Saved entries
-*-*-

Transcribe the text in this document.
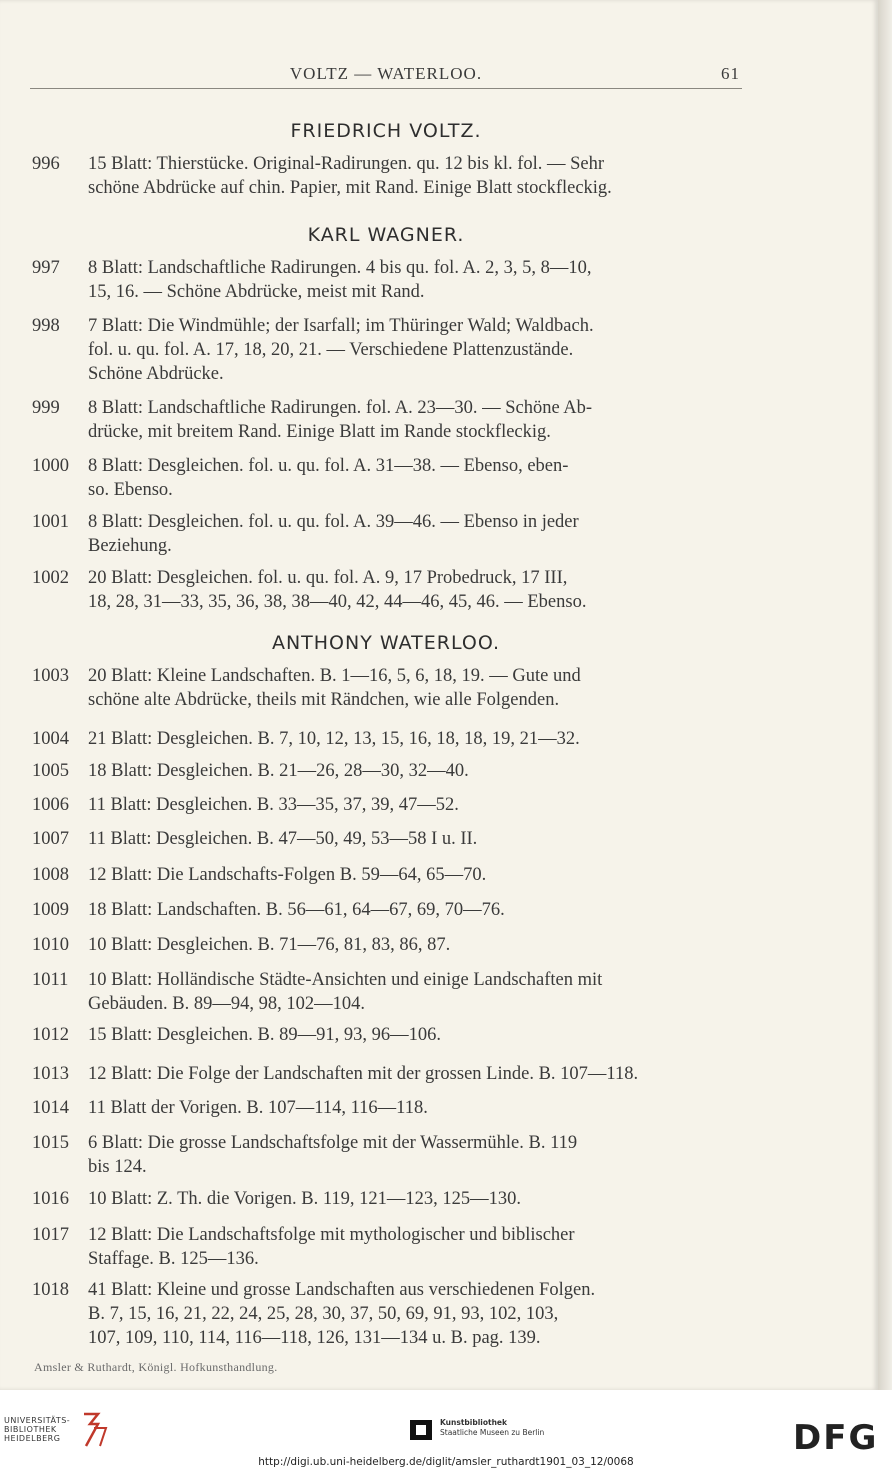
VOLTZ — WATERLOO.	61
FRIEDRICH VOLTZ.
996	15 Blatt: Thierstücke. Original-Radirungen. qu. 12 bis kl. fol. — Sehr
schöne Abdrücke auf chin. Papier, mit Rand. Einige Blatt stockfleckig.
KARL WAGNER.
997	8 Blatt: Landschaftliche Radirungen. 4 bis qu. fol. A. 2, 3, 5, 8—10,
15, 16. — Schöne Abdrücke, meist mit Rand.
998	7 Blatt: Die Windmühle; der Isarfall; im Thüringer Wald; Waldbach.
fol. u. qu. fol. A. 17, 18, 20, 21. — Verschiedene Plattenzustände.
Schöne Abdrücke.
999	8 Blatt: Landschaftliche Radirungen. fol. A. 23—30. — Schöne Ab-
drücke, mit breitem Rand. Einige Blatt im Rande stockfleckig.
1000	8 Blatt: Desgleichen. fol. u. qu. fol. A. 31—38. — Ebenso, eben-
so. Ebenso.
1001	8 Blatt: Desgleichen. fol. u. qu. fol. A. 39—46. — Ebenso in jeder
Beziehung.
1002	20 Blatt: Desgleichen. fol. u. qu. fol. A. 9, 17 Probedruck, 17 III,
18, 28, 31—33, 35, 36, 38, 38—40, 42, 44—46, 45, 46. — Ebenso.
ANTHONY WATERLOO.
1003	20 Blatt: Kleine Landschaften. B. 1—16, 5, 6, 18, 19. — Gute und
schöne alte Abdrücke, theils mit Rändchen, wie alle Folgenden.
1004	21 Blatt: Desgleichen. B. 7, 10, 12, 13, 15, 16, 18, 18, 19, 21—32.
1005	18 Blatt: Desgleichen. B. 21—26, 28—30, 32—40.
1006	11 Blatt: Desgleichen. B. 33—35, 37, 39, 47—52.
1007	11 Blatt: Desgleichen. B. 47—50, 49, 53—58 I u. II.
1008	12 Blatt: Die Landschafts-Folgen B. 59—64, 65—70.
1009	18 Blatt: Landschaften. B. 56—61, 64—67, 69, 70—76.
1010	10 Blatt: Desgleichen. B. 71—76, 81, 83, 86, 87.
1011	10 Blatt: Holländische Städte-Ansichten und einige Landschaften mit
Gebäuden. B. 89—94, 98, 102—104.
1012	15 Blatt: Desgleichen. B. 89—91, 93, 96—106.
1013	12 Blatt: Die Folge der Landschaften mit der grossen Linde. B. 107—118.
1014	11 Blatt der Vorigen. B. 107—114, 116—118.
1015	6 Blatt: Die grosse Landschaftsfolge mit der Wassermühle. B. 119
bis 124.
1016	10 Blatt: Z. Th. die Vorigen. B. 119, 121—123, 125—130.
1017	12 Blatt: Die Landschaftsfolge mit mythologischer und biblischer
Staffage. B. 125—136.
1018	41 Blatt: Kleine und grosse Landschaften aus verschiedenen Folgen.
B. 7, 15, 16, 21, 22, 24, 25, 28, 30, 37, 50, 69, 91, 93, 102, 103,
107, 109, 110, 114, 116—118, 126, 131—134 u. B. pag. 139.
Amsler & Ruthardt, Königl. Hofkunsthandlung.
UNIVERSITÄTS-
BIBLIOTHEK
HEIDELBERG
Kunstbibliothek
Staatliche Museen zu Berlin	DFG
http://digi.ub.uni-heidelberg.de/diglit/amsler_ruthardt1901_03_12/0068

-*-*-

§ EXERCISE: Copy every line of the data word for word, omitting the images.

§ SOLUTION BELOW:
Transcribe the text in this document.
VOLTZ — WATERLOO.	61
FRIEDRICH VOLTZ.
996	15 Blatt: Thierstücke. Original-Radirungen. qu. 12 bis kl. fol. — Sehr
schöne Abdrücke auf chin. Papier, mit Rand. Einige Blatt stockfleckig.
KARL WAGNER.
997	8 Blatt: Landschaftliche Radirungen. 4 bis qu. fol. A. 2, 3, 5, 8—10,
15, 16. — Schöne Abdrücke, meist mit Rand.
998	7 Blatt: Die Windmühle; der Isarfall; im Thüringer Wald; Waldbach.
fol. u. qu. fol. A. 17, 18, 20, 21. — Verschiedene Plattenzustände.
Schöne Abdrücke.
999	8 Blatt: Landschaftliche Radirungen. fol. A. 23—30. — Schöne Ab-
drücke, mit breitem Rand. Einige Blatt im Rande stockfleckig.
1000	8 Blatt: Desgleichen. fol. u. qu. fol. A. 31—38. — Ebenso, eben-
so. Ebenso.
1001	8 Blatt: Desgleichen. fol. u. qu. fol. A. 39—46. — Ebenso in jeder
Beziehung.
1002	20 Blatt: Desgleichen. fol. u. qu. fol. A. 9, 17 Probedruck, 17 III,
18, 28, 31—33, 35, 36, 38, 38—40, 42, 44—46, 45, 46. — Ebenso.
ANTHONY WATERLOO.
1003	20 Blatt: Kleine Landschaften. B. 1—16, 5, 6, 18, 19. — Gute und
schöne alte Abdrücke, theils mit Rändchen, wie alle Folgenden.
1004	21 Blatt: Desgleichen. B. 7, 10, 12, 13, 15, 16, 18, 18, 19, 21—32.
1005	18 Blatt: Desgleichen. B. 21—26, 28—30, 32—40.
1006	11 Blatt: Desgleichen. B. 33—35, 37, 39, 47—52.
1007	11 Blatt: Desgleichen. B. 47—50, 49, 53—58 I u. II.
1008	12 Blatt: Die Landschafts-Folgen B. 59—64, 65—70.
1009	18 Blatt: Landschaften. B. 56—61, 64—67, 69, 70—76.
1010	10 Blatt: Desgleichen. B. 71—76, 81, 83, 86, 87.
1011	10 Blatt: Holländische Städte-Ansichten und einige Landschaften mit
Gebäuden. B. 89—94, 98, 102—104.
1012	15 Blatt: Desgleichen. B. 89—91, 93, 96—106.
1013	12 Blatt: Die Folge der Landschaften mit der grossen Linde. B. 107—118.
1014	11 Blatt der Vorigen. B. 107—114, 116—118.
1015	6 Blatt: Die grosse Landschaftsfolge mit der Wassermühle. B. 119
bis 124.
1016	10 Blatt: Z. Th. die Vorigen. B. 119, 121—123, 125—130.
1017	12 Blatt: Die Landschaftsfolge mit mythologischer und biblischer
Staffage. B. 125—136.
1018	41 Blatt: Kleine und grosse Landschaften aus verschiedenen Folgen.
B. 7, 15, 16, 21, 22, 24, 25, 28, 30, 37, 50, 69, 91, 93, 102, 103,
107, 109, 110, 114, 116—118, 126, 131—134 u. B. pag. 139.
Amsler & Ruthardt, Königl. Hofkunsthandlung.
UNIVERSITÄTS-
BIBLIOTHEK
HEIDELBERG
Kunstbibliothek
Staatliche Museen zu Berlin	DFG
http://digi.ub.uni-heidelberg.de/diglit/amsler_ruthardt1901_03_12/0068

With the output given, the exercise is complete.